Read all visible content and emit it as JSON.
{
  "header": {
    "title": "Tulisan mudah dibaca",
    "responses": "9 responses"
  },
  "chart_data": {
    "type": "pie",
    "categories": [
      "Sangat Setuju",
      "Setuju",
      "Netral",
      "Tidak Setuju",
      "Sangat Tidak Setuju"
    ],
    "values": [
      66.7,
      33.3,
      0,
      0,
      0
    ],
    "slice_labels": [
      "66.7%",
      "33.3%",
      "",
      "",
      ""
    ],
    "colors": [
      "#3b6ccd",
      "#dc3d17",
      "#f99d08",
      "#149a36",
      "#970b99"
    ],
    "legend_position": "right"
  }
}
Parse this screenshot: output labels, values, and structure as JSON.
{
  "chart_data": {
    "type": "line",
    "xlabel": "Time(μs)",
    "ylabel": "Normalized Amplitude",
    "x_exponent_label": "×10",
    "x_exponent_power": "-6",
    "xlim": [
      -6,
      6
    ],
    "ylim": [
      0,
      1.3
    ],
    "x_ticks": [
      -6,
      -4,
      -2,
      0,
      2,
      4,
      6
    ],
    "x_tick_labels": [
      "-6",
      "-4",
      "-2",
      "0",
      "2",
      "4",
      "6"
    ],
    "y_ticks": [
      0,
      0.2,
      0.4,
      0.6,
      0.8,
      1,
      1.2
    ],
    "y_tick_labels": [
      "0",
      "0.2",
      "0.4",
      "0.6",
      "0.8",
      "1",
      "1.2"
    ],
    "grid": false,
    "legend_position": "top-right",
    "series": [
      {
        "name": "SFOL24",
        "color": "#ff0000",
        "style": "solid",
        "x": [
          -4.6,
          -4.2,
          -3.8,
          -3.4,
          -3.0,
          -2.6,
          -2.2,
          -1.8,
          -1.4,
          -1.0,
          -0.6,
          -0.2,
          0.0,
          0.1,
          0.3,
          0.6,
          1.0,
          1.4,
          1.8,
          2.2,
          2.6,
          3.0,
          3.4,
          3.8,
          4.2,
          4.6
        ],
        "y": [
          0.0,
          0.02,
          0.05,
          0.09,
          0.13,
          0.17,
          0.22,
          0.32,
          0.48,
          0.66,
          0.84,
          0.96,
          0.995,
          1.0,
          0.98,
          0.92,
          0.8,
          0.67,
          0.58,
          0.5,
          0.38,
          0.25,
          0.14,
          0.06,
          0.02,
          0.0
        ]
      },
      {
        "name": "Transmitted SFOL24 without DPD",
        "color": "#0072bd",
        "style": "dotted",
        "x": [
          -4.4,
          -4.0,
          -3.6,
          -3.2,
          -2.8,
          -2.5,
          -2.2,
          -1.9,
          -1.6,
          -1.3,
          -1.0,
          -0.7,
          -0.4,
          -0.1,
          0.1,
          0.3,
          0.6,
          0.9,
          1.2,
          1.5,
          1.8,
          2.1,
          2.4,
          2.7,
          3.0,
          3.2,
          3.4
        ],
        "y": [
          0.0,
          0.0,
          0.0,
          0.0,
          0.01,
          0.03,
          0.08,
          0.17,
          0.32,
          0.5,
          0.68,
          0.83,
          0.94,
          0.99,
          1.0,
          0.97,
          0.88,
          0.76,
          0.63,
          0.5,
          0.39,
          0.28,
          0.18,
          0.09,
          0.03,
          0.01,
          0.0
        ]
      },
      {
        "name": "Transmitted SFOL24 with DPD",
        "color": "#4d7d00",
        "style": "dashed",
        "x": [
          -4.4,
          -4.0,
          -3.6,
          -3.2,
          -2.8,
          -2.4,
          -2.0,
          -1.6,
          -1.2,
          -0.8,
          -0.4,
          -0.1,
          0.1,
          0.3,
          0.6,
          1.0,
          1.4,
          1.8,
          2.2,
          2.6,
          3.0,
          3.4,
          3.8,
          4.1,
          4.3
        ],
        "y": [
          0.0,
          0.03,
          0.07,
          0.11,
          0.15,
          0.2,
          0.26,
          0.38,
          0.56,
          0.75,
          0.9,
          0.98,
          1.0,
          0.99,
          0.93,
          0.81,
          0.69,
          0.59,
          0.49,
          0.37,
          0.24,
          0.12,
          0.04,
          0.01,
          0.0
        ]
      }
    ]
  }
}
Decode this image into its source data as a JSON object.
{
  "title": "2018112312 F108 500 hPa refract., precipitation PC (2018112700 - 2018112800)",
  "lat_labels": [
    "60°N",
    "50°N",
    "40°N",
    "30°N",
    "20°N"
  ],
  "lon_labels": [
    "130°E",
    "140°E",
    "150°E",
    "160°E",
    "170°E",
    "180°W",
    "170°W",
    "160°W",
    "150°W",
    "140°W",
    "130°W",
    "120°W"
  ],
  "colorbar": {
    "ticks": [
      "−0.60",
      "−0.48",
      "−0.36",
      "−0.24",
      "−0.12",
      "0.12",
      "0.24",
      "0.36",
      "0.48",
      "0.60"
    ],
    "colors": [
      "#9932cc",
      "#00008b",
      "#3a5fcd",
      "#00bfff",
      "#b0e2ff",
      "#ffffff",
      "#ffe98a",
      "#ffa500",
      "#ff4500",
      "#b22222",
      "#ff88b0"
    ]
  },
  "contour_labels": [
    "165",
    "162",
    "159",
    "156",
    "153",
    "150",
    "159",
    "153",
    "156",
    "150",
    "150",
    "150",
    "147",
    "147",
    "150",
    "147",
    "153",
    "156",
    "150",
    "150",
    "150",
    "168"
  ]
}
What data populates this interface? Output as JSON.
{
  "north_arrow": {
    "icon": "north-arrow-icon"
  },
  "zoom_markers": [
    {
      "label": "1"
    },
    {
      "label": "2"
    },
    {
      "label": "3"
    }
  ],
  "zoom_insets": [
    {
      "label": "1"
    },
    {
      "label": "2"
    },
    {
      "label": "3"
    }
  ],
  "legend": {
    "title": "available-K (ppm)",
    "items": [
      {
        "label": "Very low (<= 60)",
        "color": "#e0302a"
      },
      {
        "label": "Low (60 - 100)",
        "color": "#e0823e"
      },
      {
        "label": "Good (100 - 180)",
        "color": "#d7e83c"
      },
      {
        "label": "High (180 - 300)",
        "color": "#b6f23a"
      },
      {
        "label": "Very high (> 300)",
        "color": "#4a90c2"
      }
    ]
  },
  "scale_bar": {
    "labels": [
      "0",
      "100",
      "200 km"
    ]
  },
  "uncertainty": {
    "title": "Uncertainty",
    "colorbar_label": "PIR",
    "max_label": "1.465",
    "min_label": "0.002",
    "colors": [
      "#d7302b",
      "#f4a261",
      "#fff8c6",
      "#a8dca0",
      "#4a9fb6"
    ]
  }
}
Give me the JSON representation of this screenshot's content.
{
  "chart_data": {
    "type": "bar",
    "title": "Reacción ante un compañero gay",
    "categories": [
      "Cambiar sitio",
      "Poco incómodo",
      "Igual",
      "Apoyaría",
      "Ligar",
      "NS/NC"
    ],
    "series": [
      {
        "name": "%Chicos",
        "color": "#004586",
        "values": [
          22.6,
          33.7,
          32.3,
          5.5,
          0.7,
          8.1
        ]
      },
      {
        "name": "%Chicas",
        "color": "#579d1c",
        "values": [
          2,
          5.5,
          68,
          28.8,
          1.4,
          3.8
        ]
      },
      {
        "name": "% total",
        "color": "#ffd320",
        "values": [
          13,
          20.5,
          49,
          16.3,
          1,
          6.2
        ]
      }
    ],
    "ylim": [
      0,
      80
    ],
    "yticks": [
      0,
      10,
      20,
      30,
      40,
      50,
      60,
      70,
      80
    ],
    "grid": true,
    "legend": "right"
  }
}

----------

- **Stated problem**:
Output the full listing without altering anything.

- **Task solution**:
Read all visible content and emit it as JSON.
{
  "header": {
    "title": "Tulisan mudah dibaca",
    "responses": "9 responses"
  },
  "chart_data": {
    "type": "pie",
    "categories": [
      "Sangat Setuju",
      "Setuju",
      "Netral",
      "Tidak Setuju",
      "Sangat Tidak Setuju"
    ],
    "values": [
      66.7,
      33.3,
      0,
      0,
      0
    ],
    "slice_labels": [
      "66.7%",
      "33.3%",
      "",
      "",
      ""
    ],
    "colors": [
      "#3b6ccd",
      "#dc3d17",
      "#f99d08",
      "#149a36",
      "#970b99"
    ],
    "legend_position": "right"
  }
}
Parse this screenshot: output labels, values, and structure as JSON.
{
  "chart_data": {
    "type": "line",
    "xlabel": "Time(μs)",
    "ylabel": "Normalized Amplitude",
    "x_exponent_label": "×10",
    "x_exponent_power": "-6",
    "xlim": [
      -6,
      6
    ],
    "ylim": [
      0,
      1.3
    ],
    "x_ticks": [
      -6,
      -4,
      -2,
      0,
      2,
      4,
      6
    ],
    "x_tick_labels": [
      "-6",
      "-4",
      "-2",
      "0",
      "2",
      "4",
      "6"
    ],
    "y_ticks": [
      0,
      0.2,
      0.4,
      0.6,
      0.8,
      1,
      1.2
    ],
    "y_tick_labels": [
      "0",
      "0.2",
      "0.4",
      "0.6",
      "0.8",
      "1",
      "1.2"
    ],
    "grid": false,
    "legend_position": "top-right",
    "series": [
      {
        "name": "SFOL24",
        "color": "#ff0000",
        "style": "solid",
        "x": [
          -4.6,
          -4.2,
          -3.8,
          -3.4,
          -3.0,
          -2.6,
          -2.2,
          -1.8,
          -1.4,
          -1.0,
          -0.6,
          -0.2,
          0.0,
          0.1,
          0.3,
          0.6,
          1.0,
          1.4,
          1.8,
          2.2,
          2.6,
          3.0,
          3.4,
          3.8,
          4.2,
          4.6
        ],
        "y": [
          0.0,
          0.02,
          0.05,
          0.09,
          0.13,
          0.17,
          0.22,
          0.32,
          0.48,
          0.66,
          0.84,
          0.96,
          0.995,
          1.0,
          0.98,
          0.92,
          0.8,
          0.67,
          0.58,
          0.5,
          0.38,
          0.25,
          0.14,
          0.06,
          0.02,
          0.0
        ]
      },
      {
        "name": "Transmitted SFOL24 without DPD",
        "color": "#0072bd",
        "style": "dotted",
        "x": [
          -4.4,
          -4.0,
          -3.6,
          -3.2,
          -2.8,
          -2.5,
          -2.2,
          -1.9,
          -1.6,
          -1.3,
          -1.0,
          -0.7,
          -0.4,
          -0.1,
          0.1,
          0.3,
          0.6,
          0.9,
          1.2,
          1.5,
          1.8,
          2.1,
          2.4,
          2.7,
          3.0,
          3.2,
          3.4
        ],
        "y": [
          0.0,
          0.0,
          0.0,
          0.0,
          0.01,
          0.03,
          0.08,
          0.17,
          0.32,
          0.5,
          0.68,
          0.83,
          0.94,
          0.99,
          1.0,
          0.97,
          0.88,
          0.76,
          0.63,
          0.5,
          0.39,
          0.28,
          0.18,
          0.09,
          0.03,
          0.01,
          0.0
        ]
      },
      {
        "name": "Transmitted SFOL24 with DPD",
        "color": "#4d7d00",
        "style": "dashed",
        "x": [
          -4.4,
          -4.0,
          -3.6,
          -3.2,
          -2.8,
          -2.4,
          -2.0,
          -1.6,
          -1.2,
          -0.8,
          -0.4,
          -0.1,
          0.1,
          0.3,
          0.6,
          1.0,
          1.4,
          1.8,
          2.2,
          2.6,
          3.0,
          3.4,
          3.8,
          4.1,
          4.3
        ],
        "y": [
          0.0,
          0.03,
          0.07,
          0.11,
          0.15,
          0.2,
          0.26,
          0.38,
          0.56,
          0.75,
          0.9,
          0.98,
          1.0,
          0.99,
          0.93,
          0.81,
          0.69,
          0.59,
          0.49,
          0.37,
          0.24,
          0.12,
          0.04,
          0.01,
          0.0
        ]
      }
    ]
  }
}
Decode this image into its source data as a JSON object.
{
  "title": "2018112312 F108 500 hPa refract., precipitation PC (2018112700 - 2018112800)",
  "lat_labels": [
    "60°N",
    "50°N",
    "40°N",
    "30°N",
    "20°N"
  ],
  "lon_labels": [
    "130°E",
    "140°E",
    "150°E",
    "160°E",
    "170°E",
    "180°W",
    "170°W",
    "160°W",
    "150°W",
    "140°W",
    "130°W",
    "120°W"
  ],
  "colorbar": {
    "ticks": [
      "−0.60",
      "−0.48",
      "−0.36",
      "−0.24",
      "−0.12",
      "0.12",
      "0.24",
      "0.36",
      "0.48",
      "0.60"
    ],
    "colors": [
      "#9932cc",
      "#00008b",
      "#3a5fcd",
      "#00bfff",
      "#b0e2ff",
      "#ffffff",
      "#ffe98a",
      "#ffa500",
      "#ff4500",
      "#b22222",
      "#ff88b0"
    ]
  },
  "contour_labels": [
    "165",
    "162",
    "159",
    "156",
    "153",
    "150",
    "159",
    "153",
    "156",
    "150",
    "150",
    "150",
    "147",
    "147",
    "150",
    "147",
    "153",
    "156",
    "150",
    "150",
    "150",
    "168"
  ]
}
What data populates this interface? Output as JSON.
{
  "north_arrow": {
    "icon": "north-arrow-icon"
  },
  "zoom_markers": [
    {
      "label": "1"
    },
    {
      "label": "2"
    },
    {
      "label": "3"
    }
  ],
  "zoom_insets": [
    {
      "label": "1"
    },
    {
      "label": "2"
    },
    {
      "label": "3"
    }
  ],
  "legend": {
    "title": "available-K (ppm)",
    "items": [
      {
        "label": "Very low (<= 60)",
        "color": "#e0302a"
      },
      {
        "label": "Low (60 - 100)",
        "color": "#e0823e"
      },
      {
        "label": "Good (100 - 180)",
        "color": "#d7e83c"
      },
      {
        "label": "High (180 - 300)",
        "color": "#b6f23a"
      },
      {
        "label": "Very high (> 300)",
        "color": "#4a90c2"
      }
    ]
  },
  "scale_bar": {
    "labels": [
      "0",
      "100",
      "200 km"
    ]
  },
  "uncertainty": {
    "title": "Uncertainty",
    "colorbar_label": "PIR",
    "max_label": "1.465",
    "min_label": "0.002",
    "colors": [
      "#d7302b",
      "#f4a261",
      "#fff8c6",
      "#a8dca0",
      "#4a9fb6"
    ]
  }
}
Give me the JSON representation of this screenshot's content.
{
  "chart_data": {
    "type": "bar",
    "title": "Reacción ante un compañero gay",
    "categories": [
      "Cambiar sitio",
      "Poco incómodo",
      "Igual",
      "Apoyaría",
      "Ligar",
      "NS/NC"
    ],
    "series": [
      {
        "name": "%Chicos",
        "color": "#004586",
        "values": [
          22.6,
          33.7,
          32.3,
          5.5,
          0.7,
          8.1
        ]
      },
      {
        "name": "%Chicas",
        "color": "#579d1c",
        "values": [
          2,
          5.5,
          68,
          28.8,
          1.4,
          3.8
        ]
      },
      {
        "name": "% total",
        "color": "#ffd320",
        "values": [
          13,
          20.5,
          49,
          16.3,
          1,
          6.2
        ]
      }
    ],
    "ylim": [
      0,
      80
    ],
    "yticks": [
      0,
      10,
      20,
      30,
      40,
      50,
      60,
      70,
      80
    ],
    "grid": true,
    "legend": "right"
  }
}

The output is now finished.